━━━━━ DATA SECTION ━━━━━

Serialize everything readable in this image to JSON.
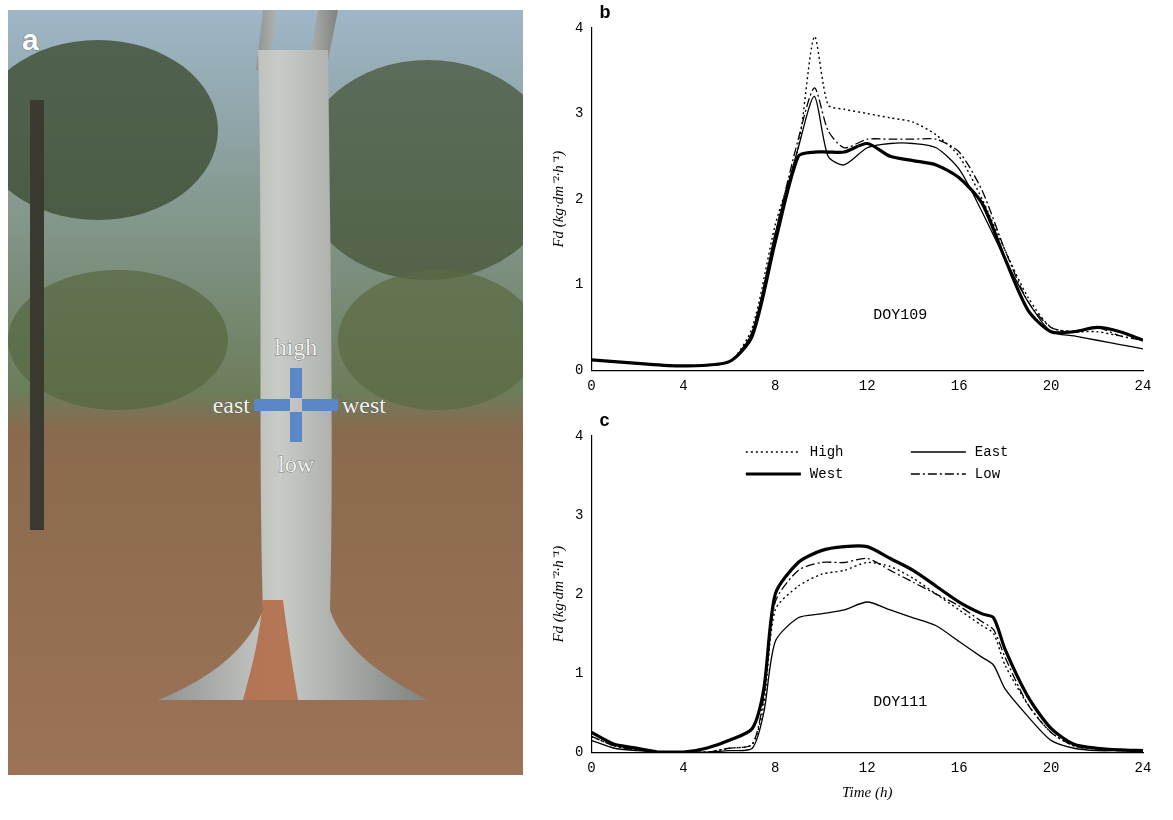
{
  "panel_a": {
    "letter": "a",
    "labels": {
      "high": "high",
      "east": "east",
      "west": "west",
      "low": "low"
    }
  },
  "chart_data": [
    {
      "type": "line",
      "panel": "b",
      "annotation": "DOY109",
      "y_label": "Fd (kg·dm⁻²·h⁻¹)",
      "x": [
        0,
        2,
        4,
        6,
        7,
        8,
        9,
        9.7,
        10.3,
        11,
        12,
        13,
        14,
        15,
        16,
        17,
        18,
        19,
        20,
        21,
        22,
        23,
        24
      ],
      "xlim": [
        0,
        24
      ],
      "xticks": [
        0,
        4,
        8,
        12,
        16,
        20,
        24
      ],
      "ylim": [
        0,
        4
      ],
      "yticks": [
        0,
        1,
        2,
        3,
        4
      ],
      "grid": false,
      "series": [
        {
          "name": "High",
          "color": "#000000",
          "line_style": "dotted",
          "values": [
            0.12,
            0.08,
            0.05,
            0.1,
            0.5,
            1.7,
            2.6,
            3.9,
            3.1,
            3.05,
            3.0,
            2.95,
            2.9,
            2.75,
            2.5,
            2.0,
            1.4,
            0.85,
            0.5,
            0.45,
            0.45,
            0.4,
            0.35
          ]
        },
        {
          "name": "East",
          "color": "#000000",
          "line_style": "solid",
          "values": [
            0.12,
            0.08,
            0.05,
            0.1,
            0.45,
            1.6,
            2.6,
            3.2,
            2.5,
            2.4,
            2.6,
            2.65,
            2.65,
            2.6,
            2.35,
            1.85,
            1.3,
            0.8,
            0.45,
            0.4,
            0.35,
            0.3,
            0.25
          ]
        },
        {
          "name": "West",
          "color": "#000000",
          "line_style": "thick",
          "values": [
            0.12,
            0.08,
            0.05,
            0.1,
            0.4,
            1.5,
            2.5,
            2.55,
            2.55,
            2.55,
            2.65,
            2.5,
            2.45,
            2.4,
            2.25,
            1.95,
            1.3,
            0.7,
            0.45,
            0.45,
            0.5,
            0.45,
            0.35
          ]
        },
        {
          "name": "Low",
          "color": "#000000",
          "line_style": "dashdot",
          "values": [
            0.12,
            0.08,
            0.05,
            0.1,
            0.45,
            1.6,
            2.7,
            3.3,
            2.8,
            2.6,
            2.7,
            2.7,
            2.7,
            2.7,
            2.55,
            2.1,
            1.4,
            0.8,
            0.5,
            0.45,
            0.5,
            0.4,
            0.35
          ]
        }
      ]
    },
    {
      "type": "line",
      "panel": "c",
      "annotation": "DOY111",
      "x_label": "Time (h)",
      "y_label": "Fd (kg·dm⁻²·h⁻¹)",
      "x": [
        0,
        1,
        2,
        3,
        4,
        5,
        6,
        7,
        7.5,
        8,
        9,
        10,
        11,
        12,
        13,
        14,
        15,
        16,
        17,
        17.5,
        18,
        19,
        20,
        21,
        22,
        23,
        24
      ],
      "xlim": [
        0,
        24
      ],
      "xticks": [
        0,
        4,
        8,
        12,
        16,
        20,
        24
      ],
      "ylim": [
        0,
        4
      ],
      "yticks": [
        0,
        1,
        2,
        3,
        4
      ],
      "grid": false,
      "legend": "upper center",
      "series": [
        {
          "name": "High",
          "color": "#000000",
          "line_style": "dotted",
          "values": [
            0.2,
            0.08,
            0.03,
            0,
            0,
            0,
            0.05,
            0.1,
            0.6,
            1.8,
            2.1,
            2.25,
            2.3,
            2.4,
            2.35,
            2.2,
            2.0,
            1.8,
            1.6,
            1.5,
            1.1,
            0.6,
            0.25,
            0.08,
            0.04,
            0.02,
            0.02
          ]
        },
        {
          "name": "East",
          "color": "#000000",
          "line_style": "solid",
          "values": [
            0.15,
            0.05,
            0.02,
            0,
            0,
            0,
            0.02,
            0.05,
            0.5,
            1.4,
            1.7,
            1.75,
            1.8,
            1.9,
            1.8,
            1.7,
            1.6,
            1.4,
            1.2,
            1.1,
            0.8,
            0.45,
            0.15,
            0.05,
            0.02,
            0.02,
            0.02
          ]
        },
        {
          "name": "West",
          "color": "#000000",
          "line_style": "thick",
          "values": [
            0.25,
            0.1,
            0.05,
            0,
            0,
            0.05,
            0.15,
            0.3,
            0.8,
            2.0,
            2.4,
            2.55,
            2.6,
            2.6,
            2.45,
            2.3,
            2.1,
            1.9,
            1.75,
            1.7,
            1.3,
            0.7,
            0.3,
            0.1,
            0.05,
            0.03,
            0.02
          ]
        },
        {
          "name": "Low",
          "color": "#000000",
          "line_style": "dashdot",
          "values": [
            0.2,
            0.08,
            0.03,
            0,
            0,
            0,
            0.05,
            0.1,
            0.7,
            1.9,
            2.3,
            2.4,
            2.4,
            2.45,
            2.3,
            2.15,
            2.0,
            1.85,
            1.65,
            1.55,
            1.2,
            0.6,
            0.25,
            0.08,
            0.04,
            0.02,
            0.02
          ]
        }
      ]
    }
  ]
}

━━━━━

TASK DESCRIPTION
Show every line of the listing in which the string "annotation" can be found.

THE RESULT
      "annotation": "DOY109",
      "annotation": "DOY111",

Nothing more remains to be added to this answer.